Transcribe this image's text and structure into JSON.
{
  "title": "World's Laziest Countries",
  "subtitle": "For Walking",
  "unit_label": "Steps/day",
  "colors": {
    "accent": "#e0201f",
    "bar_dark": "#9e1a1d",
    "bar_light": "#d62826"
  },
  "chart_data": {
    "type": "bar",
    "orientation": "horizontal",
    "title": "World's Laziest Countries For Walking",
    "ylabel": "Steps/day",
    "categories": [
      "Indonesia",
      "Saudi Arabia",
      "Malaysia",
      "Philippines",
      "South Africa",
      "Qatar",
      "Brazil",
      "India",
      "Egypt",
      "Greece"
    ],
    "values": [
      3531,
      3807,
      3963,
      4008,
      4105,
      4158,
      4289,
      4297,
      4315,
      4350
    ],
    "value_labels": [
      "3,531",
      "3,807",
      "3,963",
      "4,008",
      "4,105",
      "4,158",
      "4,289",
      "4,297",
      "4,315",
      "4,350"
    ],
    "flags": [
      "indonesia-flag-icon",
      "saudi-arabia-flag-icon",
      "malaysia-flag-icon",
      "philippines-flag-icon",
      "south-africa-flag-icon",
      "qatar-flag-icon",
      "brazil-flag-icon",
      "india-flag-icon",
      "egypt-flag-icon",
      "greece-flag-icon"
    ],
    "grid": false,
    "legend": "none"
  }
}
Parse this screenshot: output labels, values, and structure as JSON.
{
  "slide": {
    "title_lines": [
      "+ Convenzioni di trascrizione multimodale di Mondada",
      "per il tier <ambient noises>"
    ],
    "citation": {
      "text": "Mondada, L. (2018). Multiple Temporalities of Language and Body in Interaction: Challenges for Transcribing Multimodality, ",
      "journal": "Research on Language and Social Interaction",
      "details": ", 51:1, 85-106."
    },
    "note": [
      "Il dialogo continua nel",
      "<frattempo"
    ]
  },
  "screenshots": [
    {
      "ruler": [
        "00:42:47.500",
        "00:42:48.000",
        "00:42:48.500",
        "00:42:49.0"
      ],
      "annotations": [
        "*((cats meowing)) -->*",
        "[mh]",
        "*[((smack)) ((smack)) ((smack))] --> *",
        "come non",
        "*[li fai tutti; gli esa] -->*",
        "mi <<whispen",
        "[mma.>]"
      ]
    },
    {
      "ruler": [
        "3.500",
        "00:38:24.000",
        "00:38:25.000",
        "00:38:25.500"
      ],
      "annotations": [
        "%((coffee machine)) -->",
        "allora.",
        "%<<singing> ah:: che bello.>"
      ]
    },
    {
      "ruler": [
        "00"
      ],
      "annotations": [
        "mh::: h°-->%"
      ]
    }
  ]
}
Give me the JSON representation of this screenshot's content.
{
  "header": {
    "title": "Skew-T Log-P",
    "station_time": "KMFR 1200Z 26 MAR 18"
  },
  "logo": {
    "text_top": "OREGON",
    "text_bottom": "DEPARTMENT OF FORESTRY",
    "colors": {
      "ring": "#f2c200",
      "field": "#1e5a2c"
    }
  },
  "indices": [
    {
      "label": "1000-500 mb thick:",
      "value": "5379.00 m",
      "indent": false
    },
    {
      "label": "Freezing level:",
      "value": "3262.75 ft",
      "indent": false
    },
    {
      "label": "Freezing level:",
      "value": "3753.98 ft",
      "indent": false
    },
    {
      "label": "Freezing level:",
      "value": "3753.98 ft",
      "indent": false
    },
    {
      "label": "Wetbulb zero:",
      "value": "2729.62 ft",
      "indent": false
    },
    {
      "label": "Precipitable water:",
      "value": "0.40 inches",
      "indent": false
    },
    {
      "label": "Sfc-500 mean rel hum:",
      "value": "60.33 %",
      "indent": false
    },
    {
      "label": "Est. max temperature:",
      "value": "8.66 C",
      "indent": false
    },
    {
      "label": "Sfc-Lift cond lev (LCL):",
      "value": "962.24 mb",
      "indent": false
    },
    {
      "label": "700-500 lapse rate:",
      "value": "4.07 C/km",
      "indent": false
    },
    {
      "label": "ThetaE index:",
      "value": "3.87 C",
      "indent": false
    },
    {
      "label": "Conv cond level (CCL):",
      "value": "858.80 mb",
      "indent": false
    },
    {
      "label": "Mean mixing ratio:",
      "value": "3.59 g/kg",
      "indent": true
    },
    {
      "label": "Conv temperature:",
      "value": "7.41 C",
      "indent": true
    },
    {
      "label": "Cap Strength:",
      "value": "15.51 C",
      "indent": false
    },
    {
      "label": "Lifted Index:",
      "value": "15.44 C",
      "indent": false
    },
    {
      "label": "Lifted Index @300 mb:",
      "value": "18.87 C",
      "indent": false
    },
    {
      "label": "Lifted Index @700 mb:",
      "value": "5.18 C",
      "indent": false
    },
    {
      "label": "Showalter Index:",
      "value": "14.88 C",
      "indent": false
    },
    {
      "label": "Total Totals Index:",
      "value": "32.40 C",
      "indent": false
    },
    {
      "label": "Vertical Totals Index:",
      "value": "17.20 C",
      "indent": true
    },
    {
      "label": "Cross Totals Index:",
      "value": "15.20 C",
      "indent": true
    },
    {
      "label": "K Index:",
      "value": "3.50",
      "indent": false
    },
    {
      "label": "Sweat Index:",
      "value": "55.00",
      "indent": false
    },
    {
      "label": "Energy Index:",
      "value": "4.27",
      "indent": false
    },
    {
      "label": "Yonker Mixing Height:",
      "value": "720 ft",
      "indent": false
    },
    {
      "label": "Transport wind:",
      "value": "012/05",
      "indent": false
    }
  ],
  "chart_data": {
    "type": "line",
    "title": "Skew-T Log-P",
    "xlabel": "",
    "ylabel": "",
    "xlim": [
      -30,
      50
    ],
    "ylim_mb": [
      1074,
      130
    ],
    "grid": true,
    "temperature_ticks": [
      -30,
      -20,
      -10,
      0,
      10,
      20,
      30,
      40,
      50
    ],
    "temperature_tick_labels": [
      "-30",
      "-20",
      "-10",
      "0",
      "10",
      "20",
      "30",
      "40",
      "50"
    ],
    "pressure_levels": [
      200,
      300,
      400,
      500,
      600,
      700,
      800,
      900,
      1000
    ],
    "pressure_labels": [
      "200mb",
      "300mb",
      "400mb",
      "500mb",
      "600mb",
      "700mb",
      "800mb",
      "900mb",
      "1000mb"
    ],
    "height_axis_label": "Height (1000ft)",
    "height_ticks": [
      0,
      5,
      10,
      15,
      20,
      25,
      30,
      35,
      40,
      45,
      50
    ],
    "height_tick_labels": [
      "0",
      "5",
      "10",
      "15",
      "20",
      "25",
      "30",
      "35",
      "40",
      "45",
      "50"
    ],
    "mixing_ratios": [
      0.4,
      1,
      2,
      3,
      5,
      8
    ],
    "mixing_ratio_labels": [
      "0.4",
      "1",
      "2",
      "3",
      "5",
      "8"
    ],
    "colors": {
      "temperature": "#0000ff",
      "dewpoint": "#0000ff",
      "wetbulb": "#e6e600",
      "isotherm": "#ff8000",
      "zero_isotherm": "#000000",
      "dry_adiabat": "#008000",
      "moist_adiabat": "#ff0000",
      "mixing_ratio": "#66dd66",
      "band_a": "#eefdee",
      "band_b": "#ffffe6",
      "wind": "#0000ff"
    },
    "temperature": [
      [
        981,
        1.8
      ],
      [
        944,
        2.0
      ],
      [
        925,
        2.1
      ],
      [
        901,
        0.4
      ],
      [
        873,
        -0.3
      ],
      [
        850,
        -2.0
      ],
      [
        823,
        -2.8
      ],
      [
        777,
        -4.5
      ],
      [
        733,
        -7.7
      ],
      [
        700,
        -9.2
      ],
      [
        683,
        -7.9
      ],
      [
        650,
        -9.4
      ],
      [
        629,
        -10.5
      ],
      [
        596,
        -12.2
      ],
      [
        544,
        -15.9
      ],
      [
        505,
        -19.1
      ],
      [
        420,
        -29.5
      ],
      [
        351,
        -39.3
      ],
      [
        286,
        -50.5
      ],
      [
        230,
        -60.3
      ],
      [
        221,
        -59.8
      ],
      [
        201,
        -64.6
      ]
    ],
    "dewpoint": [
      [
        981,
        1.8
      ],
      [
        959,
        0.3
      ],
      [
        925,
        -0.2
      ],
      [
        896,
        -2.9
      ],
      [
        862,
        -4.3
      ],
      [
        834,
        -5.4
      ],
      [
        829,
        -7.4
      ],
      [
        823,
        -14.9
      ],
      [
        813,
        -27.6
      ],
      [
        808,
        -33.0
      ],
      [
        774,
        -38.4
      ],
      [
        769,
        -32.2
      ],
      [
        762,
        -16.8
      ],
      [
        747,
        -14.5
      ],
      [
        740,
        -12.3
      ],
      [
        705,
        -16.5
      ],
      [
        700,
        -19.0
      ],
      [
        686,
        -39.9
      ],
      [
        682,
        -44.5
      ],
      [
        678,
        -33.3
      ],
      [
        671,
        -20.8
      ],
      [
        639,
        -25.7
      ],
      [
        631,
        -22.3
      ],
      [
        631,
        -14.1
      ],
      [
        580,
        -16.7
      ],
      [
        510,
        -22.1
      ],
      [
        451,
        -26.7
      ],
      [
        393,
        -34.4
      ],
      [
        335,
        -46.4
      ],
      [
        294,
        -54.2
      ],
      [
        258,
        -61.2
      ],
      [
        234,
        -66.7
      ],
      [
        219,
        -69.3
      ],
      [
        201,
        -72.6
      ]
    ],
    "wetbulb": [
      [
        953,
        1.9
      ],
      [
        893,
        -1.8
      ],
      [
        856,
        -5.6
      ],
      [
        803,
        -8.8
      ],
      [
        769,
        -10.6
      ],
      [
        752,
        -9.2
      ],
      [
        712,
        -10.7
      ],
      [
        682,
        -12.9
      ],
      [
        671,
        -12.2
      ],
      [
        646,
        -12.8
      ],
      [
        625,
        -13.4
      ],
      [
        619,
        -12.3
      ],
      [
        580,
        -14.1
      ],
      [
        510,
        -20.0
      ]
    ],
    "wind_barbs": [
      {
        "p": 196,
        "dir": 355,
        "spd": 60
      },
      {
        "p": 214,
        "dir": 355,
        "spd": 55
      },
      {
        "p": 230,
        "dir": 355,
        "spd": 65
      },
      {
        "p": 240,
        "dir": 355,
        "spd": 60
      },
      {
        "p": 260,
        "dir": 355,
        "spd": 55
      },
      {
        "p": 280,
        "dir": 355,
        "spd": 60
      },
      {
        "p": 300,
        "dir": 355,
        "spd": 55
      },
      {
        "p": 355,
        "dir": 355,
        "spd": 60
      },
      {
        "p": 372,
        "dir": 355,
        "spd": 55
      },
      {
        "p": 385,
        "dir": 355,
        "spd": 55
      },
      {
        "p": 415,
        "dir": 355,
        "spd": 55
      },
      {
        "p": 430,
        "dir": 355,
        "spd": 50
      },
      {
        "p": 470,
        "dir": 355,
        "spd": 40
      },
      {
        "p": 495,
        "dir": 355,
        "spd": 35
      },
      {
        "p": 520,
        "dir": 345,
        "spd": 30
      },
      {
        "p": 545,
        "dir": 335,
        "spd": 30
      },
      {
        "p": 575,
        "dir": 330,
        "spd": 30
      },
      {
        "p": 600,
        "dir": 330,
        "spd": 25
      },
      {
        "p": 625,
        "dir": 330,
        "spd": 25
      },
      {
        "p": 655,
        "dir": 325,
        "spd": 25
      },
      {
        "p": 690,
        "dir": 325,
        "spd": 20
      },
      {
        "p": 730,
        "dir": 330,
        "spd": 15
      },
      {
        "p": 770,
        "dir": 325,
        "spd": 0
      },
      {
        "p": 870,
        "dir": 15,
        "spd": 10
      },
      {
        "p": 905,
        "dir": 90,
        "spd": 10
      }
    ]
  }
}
• • • •
Collect the lines of the data that carry the word "Steps".

  "unit_label": "Steps/day",
    "ylabel": "Steps/day",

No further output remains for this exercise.